THE TASK »
Find how many lines in the material hold the word "Expenses", then state that number and nothing more.

====== SUPPLIED ENTRIES ======

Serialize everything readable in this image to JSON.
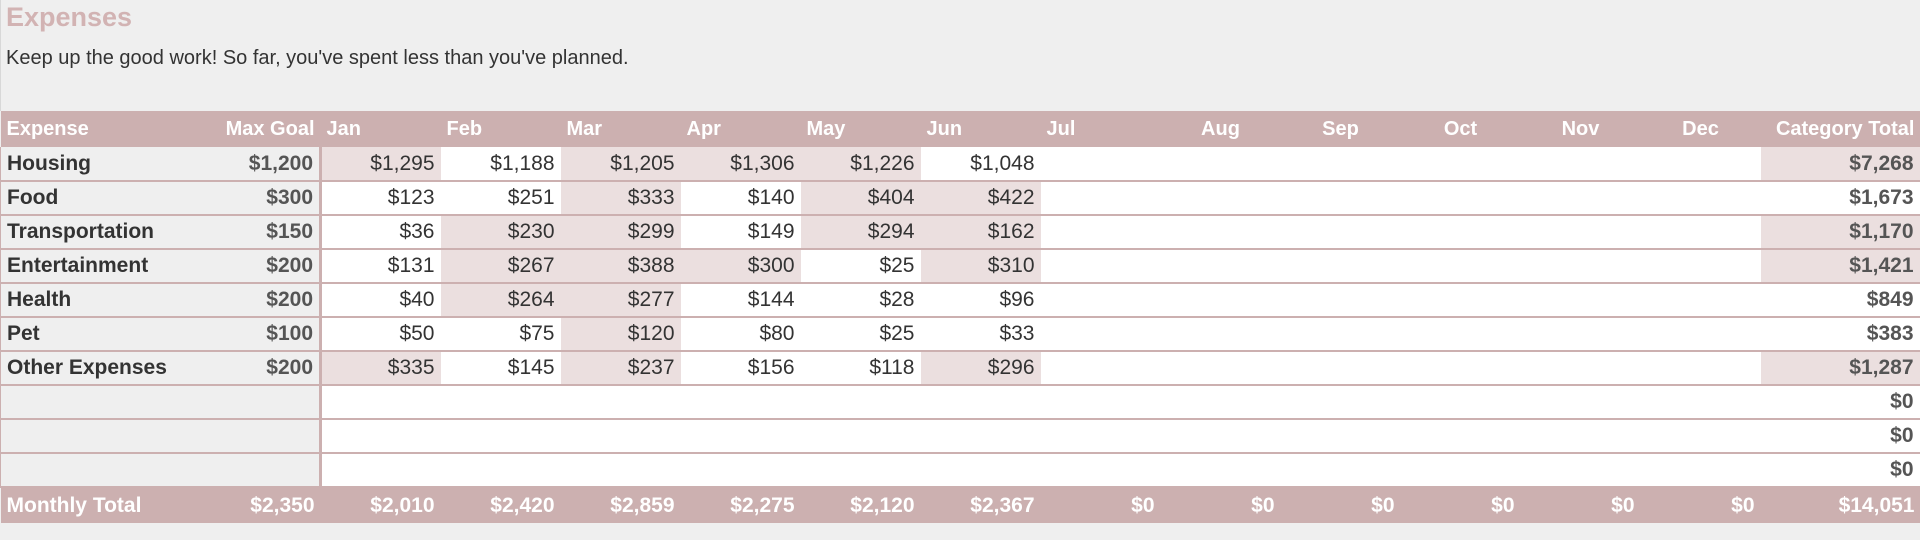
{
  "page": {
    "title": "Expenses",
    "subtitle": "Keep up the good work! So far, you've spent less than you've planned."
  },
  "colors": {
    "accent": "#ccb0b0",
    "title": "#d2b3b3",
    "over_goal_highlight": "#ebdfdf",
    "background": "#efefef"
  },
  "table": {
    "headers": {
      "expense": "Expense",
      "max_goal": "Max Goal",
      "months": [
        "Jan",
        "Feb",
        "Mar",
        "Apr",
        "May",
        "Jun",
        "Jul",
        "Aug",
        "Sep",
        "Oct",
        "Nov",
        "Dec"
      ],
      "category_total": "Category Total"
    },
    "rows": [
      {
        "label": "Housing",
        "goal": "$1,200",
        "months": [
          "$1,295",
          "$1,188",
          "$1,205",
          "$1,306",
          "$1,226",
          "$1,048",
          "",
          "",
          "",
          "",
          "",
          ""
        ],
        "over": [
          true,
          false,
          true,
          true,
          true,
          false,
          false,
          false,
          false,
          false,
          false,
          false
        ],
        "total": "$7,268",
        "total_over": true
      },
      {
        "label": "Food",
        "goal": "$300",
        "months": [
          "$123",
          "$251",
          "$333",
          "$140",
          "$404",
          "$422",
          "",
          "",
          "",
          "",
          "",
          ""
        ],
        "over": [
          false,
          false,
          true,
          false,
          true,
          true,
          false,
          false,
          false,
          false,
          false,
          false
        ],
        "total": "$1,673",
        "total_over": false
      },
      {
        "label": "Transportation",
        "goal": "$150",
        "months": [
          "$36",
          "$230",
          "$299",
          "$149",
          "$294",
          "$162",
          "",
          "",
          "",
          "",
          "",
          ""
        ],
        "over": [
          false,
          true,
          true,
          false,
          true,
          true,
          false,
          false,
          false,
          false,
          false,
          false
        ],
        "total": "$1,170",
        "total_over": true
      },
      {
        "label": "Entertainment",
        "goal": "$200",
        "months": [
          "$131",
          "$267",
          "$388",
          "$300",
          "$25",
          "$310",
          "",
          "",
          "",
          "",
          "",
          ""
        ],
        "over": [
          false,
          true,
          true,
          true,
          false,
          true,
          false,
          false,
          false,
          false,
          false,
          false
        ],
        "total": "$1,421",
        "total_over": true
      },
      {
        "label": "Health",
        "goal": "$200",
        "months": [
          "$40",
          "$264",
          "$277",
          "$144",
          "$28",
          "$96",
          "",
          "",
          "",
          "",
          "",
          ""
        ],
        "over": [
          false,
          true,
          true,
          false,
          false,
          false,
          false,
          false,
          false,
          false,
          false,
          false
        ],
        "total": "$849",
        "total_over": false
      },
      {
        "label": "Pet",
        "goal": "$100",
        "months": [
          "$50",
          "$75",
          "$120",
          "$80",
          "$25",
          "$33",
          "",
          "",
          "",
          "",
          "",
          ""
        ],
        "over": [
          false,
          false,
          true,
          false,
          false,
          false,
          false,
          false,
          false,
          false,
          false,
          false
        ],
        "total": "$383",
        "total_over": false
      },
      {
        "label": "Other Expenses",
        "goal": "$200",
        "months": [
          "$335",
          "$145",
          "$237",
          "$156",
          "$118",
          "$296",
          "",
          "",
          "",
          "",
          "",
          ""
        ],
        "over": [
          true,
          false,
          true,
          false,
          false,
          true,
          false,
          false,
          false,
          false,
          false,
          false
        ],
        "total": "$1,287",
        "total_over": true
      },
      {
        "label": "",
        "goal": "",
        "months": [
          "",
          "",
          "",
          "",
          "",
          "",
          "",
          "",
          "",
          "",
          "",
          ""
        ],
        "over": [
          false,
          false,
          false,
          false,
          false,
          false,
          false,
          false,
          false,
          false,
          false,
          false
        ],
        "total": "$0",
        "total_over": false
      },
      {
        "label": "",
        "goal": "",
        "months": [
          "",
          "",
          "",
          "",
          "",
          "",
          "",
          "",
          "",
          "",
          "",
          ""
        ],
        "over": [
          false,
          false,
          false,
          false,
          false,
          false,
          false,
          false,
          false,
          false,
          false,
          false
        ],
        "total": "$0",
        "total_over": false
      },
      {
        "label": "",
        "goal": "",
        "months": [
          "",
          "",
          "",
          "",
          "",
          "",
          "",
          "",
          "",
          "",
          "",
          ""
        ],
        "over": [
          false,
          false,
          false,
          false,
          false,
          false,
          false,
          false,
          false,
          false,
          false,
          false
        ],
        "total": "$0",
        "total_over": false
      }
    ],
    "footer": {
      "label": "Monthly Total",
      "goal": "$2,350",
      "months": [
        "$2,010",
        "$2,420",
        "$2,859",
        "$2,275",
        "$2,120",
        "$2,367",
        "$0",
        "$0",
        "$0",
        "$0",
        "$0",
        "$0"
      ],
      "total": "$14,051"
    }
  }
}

======
====== SUPPLIED ENTRIES ======

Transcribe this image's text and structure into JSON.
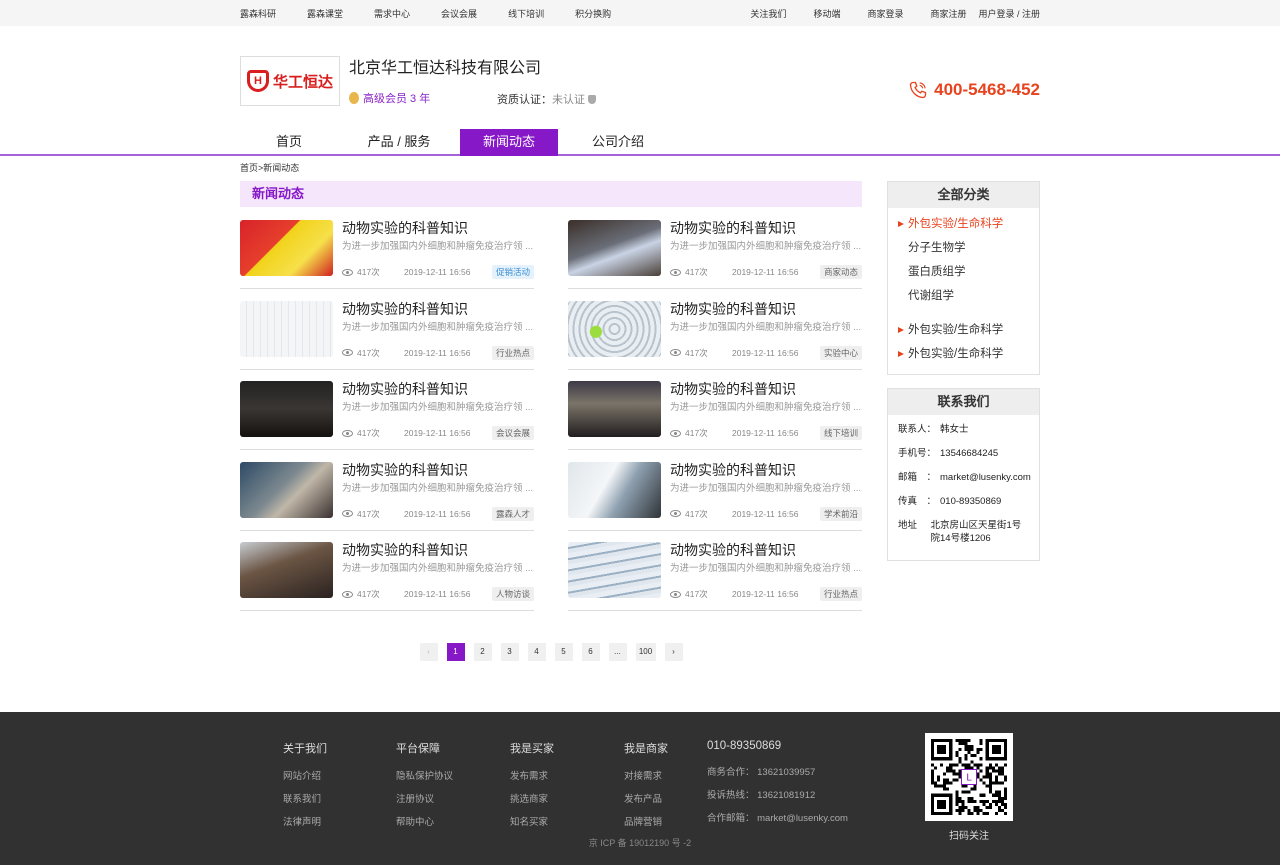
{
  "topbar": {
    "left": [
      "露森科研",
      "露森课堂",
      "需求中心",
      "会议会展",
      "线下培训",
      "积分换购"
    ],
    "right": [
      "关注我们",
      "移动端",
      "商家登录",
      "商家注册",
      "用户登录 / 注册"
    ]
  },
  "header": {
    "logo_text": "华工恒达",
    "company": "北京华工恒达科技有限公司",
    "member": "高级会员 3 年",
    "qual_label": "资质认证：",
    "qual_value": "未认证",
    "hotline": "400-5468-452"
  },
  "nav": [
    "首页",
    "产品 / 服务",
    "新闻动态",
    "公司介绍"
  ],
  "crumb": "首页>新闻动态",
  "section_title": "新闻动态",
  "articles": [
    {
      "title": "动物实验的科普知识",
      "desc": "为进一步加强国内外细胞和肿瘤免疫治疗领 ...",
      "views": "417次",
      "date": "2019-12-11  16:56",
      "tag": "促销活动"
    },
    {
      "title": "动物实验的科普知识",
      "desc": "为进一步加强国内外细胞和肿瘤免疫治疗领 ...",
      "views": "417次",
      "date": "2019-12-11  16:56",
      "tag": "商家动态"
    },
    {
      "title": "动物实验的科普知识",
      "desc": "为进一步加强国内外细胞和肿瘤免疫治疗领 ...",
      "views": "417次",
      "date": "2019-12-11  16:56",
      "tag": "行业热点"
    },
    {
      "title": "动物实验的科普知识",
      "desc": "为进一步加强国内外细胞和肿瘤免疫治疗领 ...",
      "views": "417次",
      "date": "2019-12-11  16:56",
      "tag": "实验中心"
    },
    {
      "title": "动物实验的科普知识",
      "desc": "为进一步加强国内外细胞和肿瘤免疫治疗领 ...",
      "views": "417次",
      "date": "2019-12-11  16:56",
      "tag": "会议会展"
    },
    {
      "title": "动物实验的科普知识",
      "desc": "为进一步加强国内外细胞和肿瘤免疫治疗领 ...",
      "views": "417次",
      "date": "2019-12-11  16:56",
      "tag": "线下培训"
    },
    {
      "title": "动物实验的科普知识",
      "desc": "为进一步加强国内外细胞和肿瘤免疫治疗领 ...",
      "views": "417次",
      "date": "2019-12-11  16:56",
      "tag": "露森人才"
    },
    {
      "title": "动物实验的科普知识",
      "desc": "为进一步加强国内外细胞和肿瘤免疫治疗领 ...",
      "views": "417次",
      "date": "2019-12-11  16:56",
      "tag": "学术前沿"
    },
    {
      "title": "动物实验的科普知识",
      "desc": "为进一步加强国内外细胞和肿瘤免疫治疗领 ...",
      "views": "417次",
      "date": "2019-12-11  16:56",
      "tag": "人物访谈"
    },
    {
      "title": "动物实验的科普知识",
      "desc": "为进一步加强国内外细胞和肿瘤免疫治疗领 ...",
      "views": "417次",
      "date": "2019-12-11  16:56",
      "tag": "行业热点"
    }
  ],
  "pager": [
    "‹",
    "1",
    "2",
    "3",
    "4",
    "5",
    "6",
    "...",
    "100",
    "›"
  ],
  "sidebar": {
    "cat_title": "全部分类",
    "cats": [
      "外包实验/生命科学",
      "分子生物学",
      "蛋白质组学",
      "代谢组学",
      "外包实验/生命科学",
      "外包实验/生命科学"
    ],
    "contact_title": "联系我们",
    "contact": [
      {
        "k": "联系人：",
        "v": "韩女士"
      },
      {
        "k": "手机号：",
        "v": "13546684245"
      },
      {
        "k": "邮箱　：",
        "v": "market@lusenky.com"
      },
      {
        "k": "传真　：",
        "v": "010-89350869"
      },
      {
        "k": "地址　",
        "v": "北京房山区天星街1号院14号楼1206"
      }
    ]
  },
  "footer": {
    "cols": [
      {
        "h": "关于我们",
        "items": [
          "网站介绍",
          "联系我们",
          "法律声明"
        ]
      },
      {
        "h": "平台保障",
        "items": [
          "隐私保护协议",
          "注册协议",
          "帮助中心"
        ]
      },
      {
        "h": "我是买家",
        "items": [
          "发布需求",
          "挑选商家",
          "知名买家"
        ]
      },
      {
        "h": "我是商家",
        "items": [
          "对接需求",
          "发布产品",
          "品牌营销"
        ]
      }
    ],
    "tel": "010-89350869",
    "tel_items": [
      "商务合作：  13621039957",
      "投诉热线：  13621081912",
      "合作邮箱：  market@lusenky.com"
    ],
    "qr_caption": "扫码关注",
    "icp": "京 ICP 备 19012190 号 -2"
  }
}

======
====== SUPPLIED ENTRIES ======

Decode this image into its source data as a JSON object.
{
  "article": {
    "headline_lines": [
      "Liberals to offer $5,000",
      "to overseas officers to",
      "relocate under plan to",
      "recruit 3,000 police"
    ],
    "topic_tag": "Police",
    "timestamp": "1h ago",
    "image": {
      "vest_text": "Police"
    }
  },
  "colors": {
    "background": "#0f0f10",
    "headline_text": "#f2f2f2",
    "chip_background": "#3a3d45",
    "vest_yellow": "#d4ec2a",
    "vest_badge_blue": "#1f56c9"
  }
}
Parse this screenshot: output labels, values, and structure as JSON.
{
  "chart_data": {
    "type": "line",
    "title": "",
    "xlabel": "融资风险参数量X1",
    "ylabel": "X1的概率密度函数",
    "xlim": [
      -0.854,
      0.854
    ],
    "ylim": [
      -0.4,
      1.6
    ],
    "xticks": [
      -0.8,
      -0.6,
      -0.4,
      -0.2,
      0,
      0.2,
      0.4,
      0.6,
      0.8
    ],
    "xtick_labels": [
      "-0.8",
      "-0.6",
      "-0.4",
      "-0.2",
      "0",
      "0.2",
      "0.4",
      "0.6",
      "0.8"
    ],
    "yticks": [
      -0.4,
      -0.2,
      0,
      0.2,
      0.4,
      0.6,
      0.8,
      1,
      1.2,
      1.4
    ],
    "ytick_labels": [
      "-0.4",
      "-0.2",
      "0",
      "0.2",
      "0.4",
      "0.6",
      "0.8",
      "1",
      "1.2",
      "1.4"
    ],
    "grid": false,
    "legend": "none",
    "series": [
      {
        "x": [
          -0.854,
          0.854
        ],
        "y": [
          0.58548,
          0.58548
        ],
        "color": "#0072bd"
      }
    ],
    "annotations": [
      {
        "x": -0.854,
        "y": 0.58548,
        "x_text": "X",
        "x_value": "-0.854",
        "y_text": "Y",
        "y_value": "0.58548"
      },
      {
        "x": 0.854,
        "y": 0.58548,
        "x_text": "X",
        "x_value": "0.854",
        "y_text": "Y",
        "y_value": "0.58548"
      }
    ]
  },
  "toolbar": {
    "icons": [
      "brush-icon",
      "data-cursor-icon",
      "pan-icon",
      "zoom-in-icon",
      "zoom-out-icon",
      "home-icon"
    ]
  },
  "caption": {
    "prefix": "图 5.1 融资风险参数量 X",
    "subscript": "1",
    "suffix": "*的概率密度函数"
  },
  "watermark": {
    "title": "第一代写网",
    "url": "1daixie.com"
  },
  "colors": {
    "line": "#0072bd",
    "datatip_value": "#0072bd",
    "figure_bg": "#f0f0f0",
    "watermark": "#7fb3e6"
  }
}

======

THE ANSWER »
2